> DATA ENTRIES:
■ ■ ■ ■ ■ ■ ■
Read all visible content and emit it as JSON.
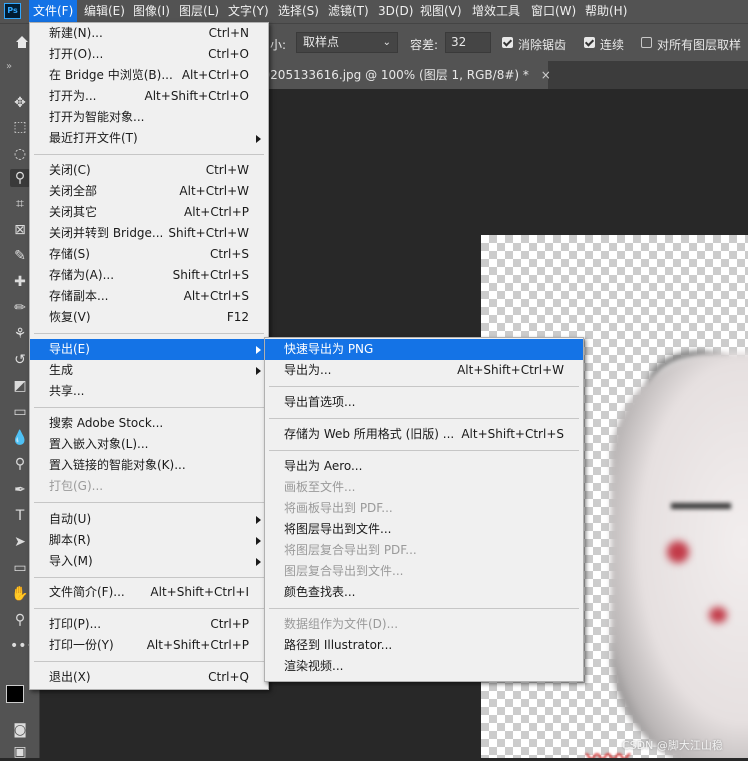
{
  "app": {
    "logo_text": "Ps"
  },
  "menubar": {
    "items": [
      "文件(F)",
      "编辑(E)",
      "图像(I)",
      "图层(L)",
      "文字(Y)",
      "选择(S)",
      "滤镜(T)",
      "3D(D)",
      "视图(V)",
      "增效工具",
      "窗口(W)",
      "帮助(H)"
    ],
    "active_index": 0
  },
  "options_bar": {
    "sample_size_label": "小:",
    "sample_size_value": "取样点",
    "tolerance_label": "容差:",
    "tolerance_value": "32",
    "anti_alias_label": "消除锯齿",
    "anti_alias_checked": true,
    "contiguous_label": "连续",
    "contiguous_checked": true,
    "all_layers_label": "对所有图层取样",
    "all_layers_checked": false
  },
  "document_tab": {
    "title": "20250205133616.jpg @ 100% (图层 1, RGB/8#) *",
    "close_glyph": "×"
  },
  "file_menu": {
    "items": [
      {
        "label": "新建(N)...",
        "shortcut": "Ctrl+N"
      },
      {
        "label": "打开(O)...",
        "shortcut": "Ctrl+O"
      },
      {
        "label": "在 Bridge 中浏览(B)...",
        "shortcut": "Alt+Ctrl+O"
      },
      {
        "label": "打开为...",
        "shortcut": "Alt+Shift+Ctrl+O"
      },
      {
        "label": "打开为智能对象...",
        "shortcut": ""
      },
      {
        "label": "最近打开文件(T)",
        "shortcut": ""
      },
      {
        "label": "关闭(C)",
        "shortcut": "Ctrl+W"
      },
      {
        "label": "关闭全部",
        "shortcut": "Alt+Ctrl+W"
      },
      {
        "label": "关闭其它",
        "shortcut": "Alt+Ctrl+P"
      },
      {
        "label": "关闭并转到 Bridge...",
        "shortcut": "Shift+Ctrl+W"
      },
      {
        "label": "存储(S)",
        "shortcut": "Ctrl+S"
      },
      {
        "label": "存储为(A)...",
        "shortcut": "Shift+Ctrl+S"
      },
      {
        "label": "存储副本...",
        "shortcut": "Alt+Ctrl+S"
      },
      {
        "label": "恢复(V)",
        "shortcut": "F12"
      },
      {
        "label": "导出(E)",
        "shortcut": ""
      },
      {
        "label": "生成",
        "shortcut": ""
      },
      {
        "label": "共享...",
        "shortcut": ""
      },
      {
        "label": "搜索 Adobe Stock...",
        "shortcut": ""
      },
      {
        "label": "置入嵌入对象(L)...",
        "shortcut": ""
      },
      {
        "label": "置入链接的智能对象(K)...",
        "shortcut": ""
      },
      {
        "label": "打包(G)...",
        "shortcut": ""
      },
      {
        "label": "自动(U)",
        "shortcut": ""
      },
      {
        "label": "脚本(R)",
        "shortcut": ""
      },
      {
        "label": "导入(M)",
        "shortcut": ""
      },
      {
        "label": "文件简介(F)...",
        "shortcut": "Alt+Shift+Ctrl+I"
      },
      {
        "label": "打印(P)...",
        "shortcut": "Ctrl+P"
      },
      {
        "label": "打印一份(Y)",
        "shortcut": "Alt+Shift+Ctrl+P"
      },
      {
        "label": "退出(X)",
        "shortcut": "Ctrl+Q"
      }
    ]
  },
  "export_menu": {
    "items": [
      {
        "label": "快速导出为 PNG",
        "shortcut": ""
      },
      {
        "label": "导出为...",
        "shortcut": "Alt+Shift+Ctrl+W"
      },
      {
        "label": "导出首选项...",
        "shortcut": ""
      },
      {
        "label": "存储为 Web 所用格式 (旧版) ...",
        "shortcut": "Alt+Shift+Ctrl+S"
      },
      {
        "label": "导出为 Aero...",
        "shortcut": ""
      },
      {
        "label": "画板至文件...",
        "shortcut": ""
      },
      {
        "label": "将画板导出到 PDF...",
        "shortcut": ""
      },
      {
        "label": "将图层导出到文件...",
        "shortcut": ""
      },
      {
        "label": "将图层复合导出到 PDF...",
        "shortcut": ""
      },
      {
        "label": "图层复合导出到文件...",
        "shortcut": ""
      },
      {
        "label": "颜色查找表...",
        "shortcut": ""
      },
      {
        "label": "数据组作为文件(D)...",
        "shortcut": ""
      },
      {
        "label": "路径到 Illustrator...",
        "shortcut": ""
      },
      {
        "label": "渲染视频...",
        "shortcut": ""
      }
    ]
  },
  "watermark": "CSDN @脚大江山稳",
  "colors": {
    "accent": "#1473e6",
    "menubar_bg": "#535353",
    "menu_bg": "#f0f0f0",
    "disabled_text": "#9a9a9a"
  }
}
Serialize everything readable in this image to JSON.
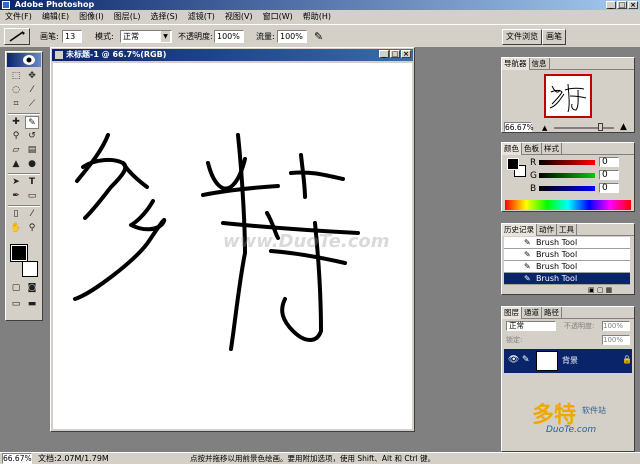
{
  "app": {
    "title": "Adobe Photoshop",
    "window_buttons": [
      "_",
      "□",
      "×"
    ]
  },
  "menu": [
    "文件(F)",
    "编辑(E)",
    "图像(I)",
    "图层(L)",
    "选择(S)",
    "滤镜(T)",
    "视图(V)",
    "窗口(W)",
    "帮助(H)"
  ],
  "options": {
    "brush_label": "画笔:",
    "brush_size": "13",
    "mode_label": "模式:",
    "mode_value": "正常",
    "opacity_label": "不透明度:",
    "opacity_value": "100%",
    "flow_label": "流量:",
    "flow_value": "100%"
  },
  "right_tabs": [
    "文件浏览",
    "画笔"
  ],
  "document": {
    "title": "未标题-1 @ 66.7%(RGB)",
    "handwriting": "多特"
  },
  "watermark": "www.DuoTe.com",
  "navigator": {
    "tabs": [
      "导航器",
      "信息"
    ],
    "zoom": "66.67%"
  },
  "color_panel": {
    "tabs": [
      "颜色",
      "色板",
      "样式"
    ],
    "channels": [
      {
        "label": "R",
        "value": "0",
        "color": "#ff0000"
      },
      {
        "label": "G",
        "value": "0",
        "color": "#00a000"
      },
      {
        "label": "B",
        "value": "0",
        "color": "#0000ff"
      }
    ]
  },
  "history_panel": {
    "tabs": [
      "历史记录",
      "动作",
      "工具"
    ],
    "items": [
      "Brush Tool",
      "Brush Tool",
      "Brush Tool",
      "Brush Tool"
    ],
    "selected_index": 3
  },
  "layers_panel": {
    "tabs": [
      "图层",
      "通道",
      "路径"
    ],
    "mode": "正常",
    "opacity_label": "不透明度:",
    "opacity_value": "100%",
    "lock_label": "锁定:",
    "fill_value": "100%",
    "layer_name": "背景"
  },
  "status": {
    "zoom": "66.67%",
    "doc_info": "文档:2.07M/1.79M",
    "hint": "点按并拖移以用前景色绘画。要用附加选项，使用 Shift、Alt 和 Ctrl 键。"
  },
  "logo": {
    "name": "多特",
    "sub": "软件站",
    "url": "DuoTe.com"
  },
  "colors": {
    "titlebar": "#0a246a",
    "history_selected": "#0a246a",
    "foreground": "#000000",
    "background": "#ffffff"
  }
}
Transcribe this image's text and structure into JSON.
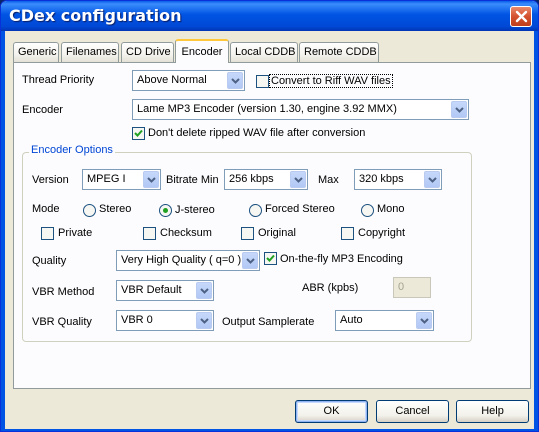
{
  "window": {
    "title": "CDex configuration"
  },
  "tabs": [
    {
      "label": "Generic"
    },
    {
      "label": "Filenames"
    },
    {
      "label": "CD Drive"
    },
    {
      "label": "Encoder",
      "active": true
    },
    {
      "label": "Local CDDB"
    },
    {
      "label": "Remote CDDB"
    }
  ],
  "form": {
    "thread_priority": {
      "label": "Thread Priority",
      "value": "Above Normal"
    },
    "convert_riff": {
      "label": "Convert to Riff WAV files",
      "checked": false
    },
    "encoder": {
      "label": "Encoder",
      "value": "Lame MP3 Encoder (version 1.30, engine 3.92 MMX)"
    },
    "dont_delete": {
      "label": "Don't delete ripped WAV file after conversion",
      "checked": true
    }
  },
  "encoder_options": {
    "title": "Encoder Options",
    "version": {
      "label": "Version",
      "value": "MPEG I"
    },
    "bitrate_min": {
      "label": "Bitrate Min",
      "value": "256 kbps"
    },
    "bitrate_max": {
      "label": "Max",
      "value": "320 kbps"
    },
    "mode": {
      "label": "Mode",
      "options": [
        "Stereo",
        "J-stereo",
        "Forced Stereo",
        "Mono"
      ],
      "selected": "J-stereo"
    },
    "flags": [
      {
        "label": "Private",
        "checked": false
      },
      {
        "label": "Checksum",
        "checked": false
      },
      {
        "label": "Original",
        "checked": false
      },
      {
        "label": "Copyright",
        "checked": false
      }
    ],
    "quality": {
      "label": "Quality",
      "value": "Very High Quality ( q=0 )"
    },
    "on_the_fly": {
      "label": "On-the-fly MP3 Encoding",
      "checked": true
    },
    "vbr_method": {
      "label": "VBR Method",
      "value": "VBR Default"
    },
    "abr": {
      "label": "ABR (kpbs)",
      "value": "0"
    },
    "vbr_quality": {
      "label": "VBR Quality",
      "value": "VBR 0"
    },
    "output_samplerate": {
      "label": "Output Samplerate",
      "value": "Auto"
    }
  },
  "buttons": {
    "ok": "OK",
    "cancel": "Cancel",
    "help": "Help"
  },
  "colors": {
    "titlebar": "#0054e3",
    "dialog_bg": "#ece9d8",
    "group_title": "#0046d5",
    "tab_highlight": "#ffc73c"
  }
}
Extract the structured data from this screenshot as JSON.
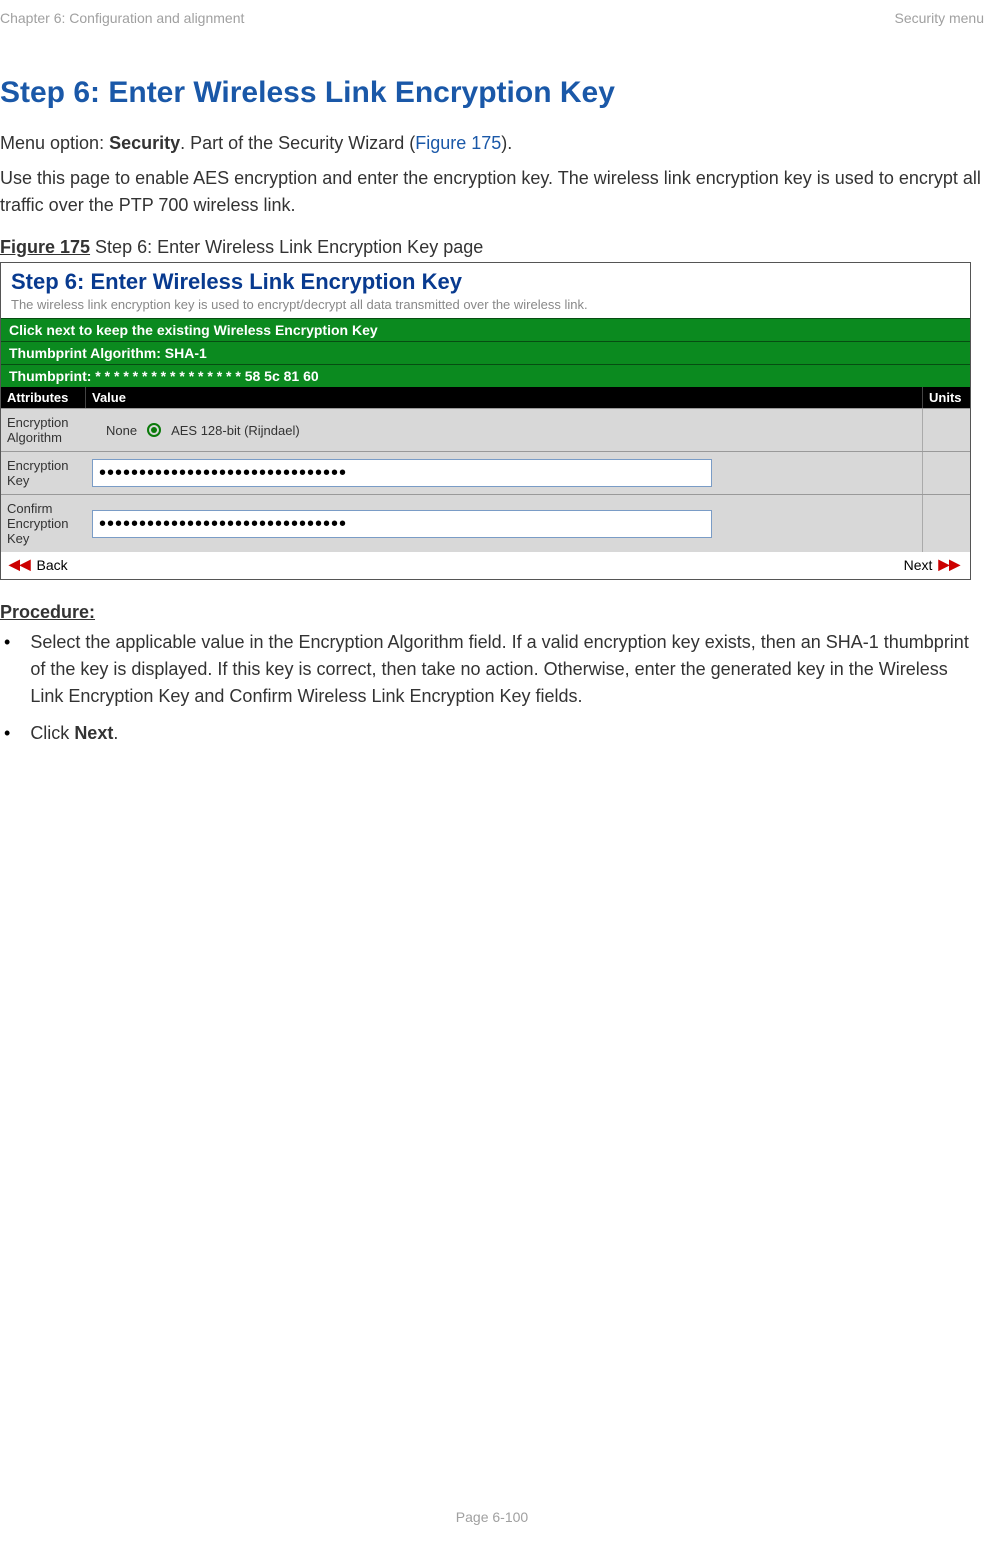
{
  "header": {
    "left": "Chapter 6:  Configuration and alignment",
    "right": "Security menu"
  },
  "heading": "Step 6: Enter Wireless Link Encryption Key",
  "para1": {
    "prefix": "Menu option: ",
    "bold": "Security",
    "mid": ". Part of the Security Wizard (",
    "link": "Figure 175",
    "suffix": ")."
  },
  "para2": "Use this page to enable AES encryption and enter the encryption key. The wireless link encryption key is used to encrypt all traffic over the PTP 700 wireless link.",
  "figure": {
    "label": "Figure 175",
    "caption": "  Step 6: Enter Wireless Link Encryption Key page"
  },
  "screenshot": {
    "title": "Step 6: Enter Wireless Link Encryption Key",
    "subtitle": "The wireless link encryption key is used to encrypt/decrypt all data transmitted over the wireless link.",
    "green1": "Click next to keep the existing Wireless Encryption Key",
    "green2": "Thumbprint Algorithm: SHA-1",
    "green3": "Thumbprint: * * * * * * * * * * * * * * * * 58 5c 81 60",
    "columns": {
      "attr": "Attributes",
      "value": "Value",
      "units": "Units"
    },
    "rows": {
      "algo": {
        "label": "Encryption Algorithm",
        "opt_none": "None",
        "opt_aes": "AES 128-bit (Rijndael)"
      },
      "key": {
        "label": "Encryption Key",
        "value": "•••••••••••••••••••••••••••••••"
      },
      "confirm": {
        "label": "Confirm Encryption Key",
        "value": "•••••••••••••••••••••••••••••••"
      }
    },
    "nav": {
      "back": "Back",
      "next": "Next"
    }
  },
  "procedure": {
    "heading": "Procedure:",
    "item1": "Select the applicable value in the Encryption Algorithm field. If a valid encryption key exists, then an SHA-1 thumbprint of the key is displayed. If this key is correct, then take no action. Otherwise, enter the generated key in the Wireless Link Encryption Key and Confirm Wireless Link Encryption Key fields.",
    "item2_prefix": "Click ",
    "item2_bold": "Next",
    "item2_suffix": "."
  },
  "footer": "Page 6-100"
}
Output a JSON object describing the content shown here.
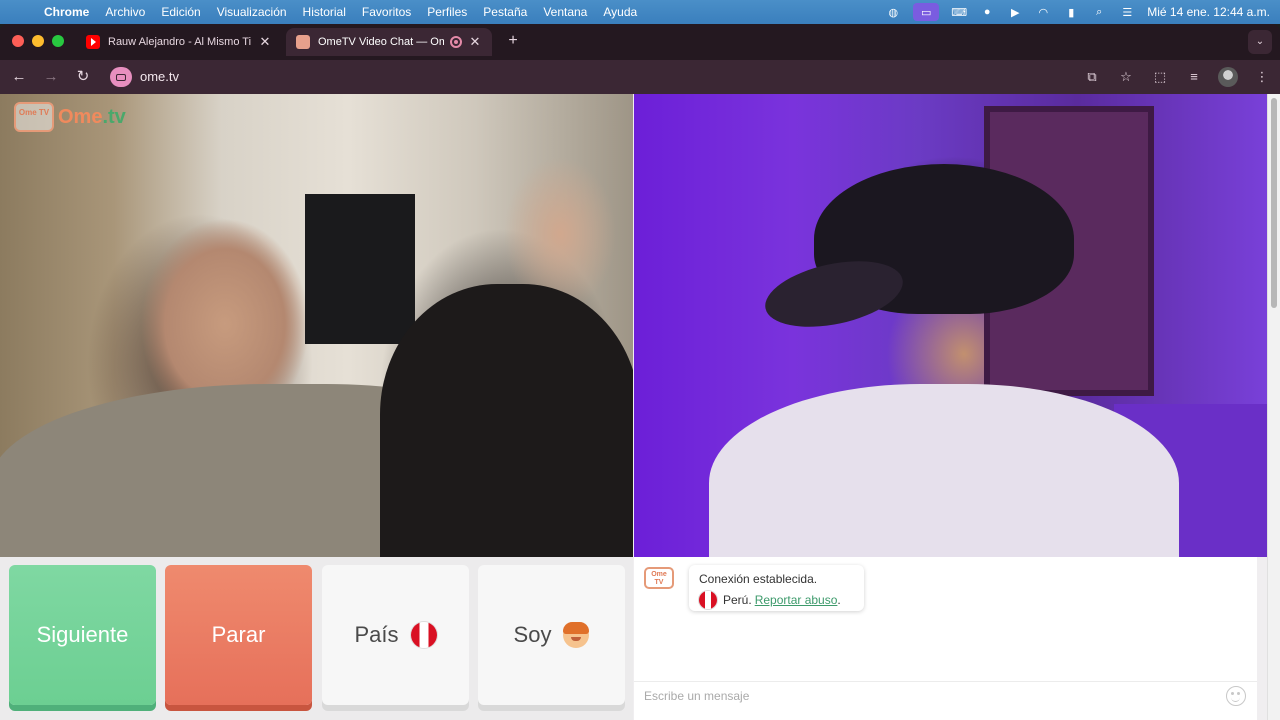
{
  "menubar": {
    "app_name": "Chrome",
    "items": [
      "Archivo",
      "Edición",
      "Visualización",
      "Historial",
      "Favoritos",
      "Perfiles",
      "Pestaña",
      "Ventana",
      "Ayuda"
    ],
    "clock": "Mié 14 ene.  12:44 a.m."
  },
  "tabs": [
    {
      "title": "Rauw Alejandro - Al Mismo Ti",
      "icon": "youtube-icon",
      "active": false
    },
    {
      "title": "OmeTV Video Chat — Ome",
      "icon": "ometv-icon",
      "active": true
    }
  ],
  "address_bar": {
    "url": "ome.tv"
  },
  "site": {
    "logo_text": "Ome",
    "logo_suffix": ".tv",
    "logo_badge": "Ome TV"
  },
  "controls": {
    "next_label": "Siguiente",
    "stop_label": "Parar",
    "country_label": "País",
    "country_flag": "peru-flag-icon",
    "gender_label": "Soy",
    "gender_icon": "boy-emoji-icon"
  },
  "chat": {
    "status_message": "Conexión establecida.",
    "country_name": "Perú.",
    "report_link": "Reportar abuso",
    "report_suffix": ".",
    "input_placeholder": "Escribe un mensaje"
  },
  "colors": {
    "next_button": "#6ccf92",
    "stop_button": "#e6705a",
    "link": "#3d9a6b",
    "tab_bar": "#241820",
    "toolbar": "#3b2734"
  }
}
■ ■ ■ ■ ■ ■ ■
> TASK TO CARRY OUT: Nothing but the lines from the one holding "Output a JSON" through the last line of the entries should be written out, exactly and inclusively, minus the pictures.

> SOLUTION BELOW:
Output a JSON object describing the content shown here.
{
  "menubar": {
    "app_name": "Chrome",
    "items": [
      "Archivo",
      "Edición",
      "Visualización",
      "Historial",
      "Favoritos",
      "Perfiles",
      "Pestaña",
      "Ventana",
      "Ayuda"
    ],
    "clock": "Mié 14 ene.  12:44 a.m."
  },
  "tabs": [
    {
      "title": "Rauw Alejandro - Al Mismo Ti",
      "icon": "youtube-icon",
      "active": false
    },
    {
      "title": "OmeTV Video Chat — Ome",
      "icon": "ometv-icon",
      "active": true
    }
  ],
  "address_bar": {
    "url": "ome.tv"
  },
  "site": {
    "logo_text": "Ome",
    "logo_suffix": ".tv",
    "logo_badge": "Ome TV"
  },
  "controls": {
    "next_label": "Siguiente",
    "stop_label": "Parar",
    "country_label": "País",
    "country_flag": "peru-flag-icon",
    "gender_label": "Soy",
    "gender_icon": "boy-emoji-icon"
  },
  "chat": {
    "status_message": "Conexión establecida.",
    "country_name": "Perú.",
    "report_link": "Reportar abuso",
    "report_suffix": ".",
    "input_placeholder": "Escribe un mensaje"
  },
  "colors": {
    "next_button": "#6ccf92",
    "stop_button": "#e6705a",
    "link": "#3d9a6b",
    "tab_bar": "#241820",
    "toolbar": "#3b2734"
  }
}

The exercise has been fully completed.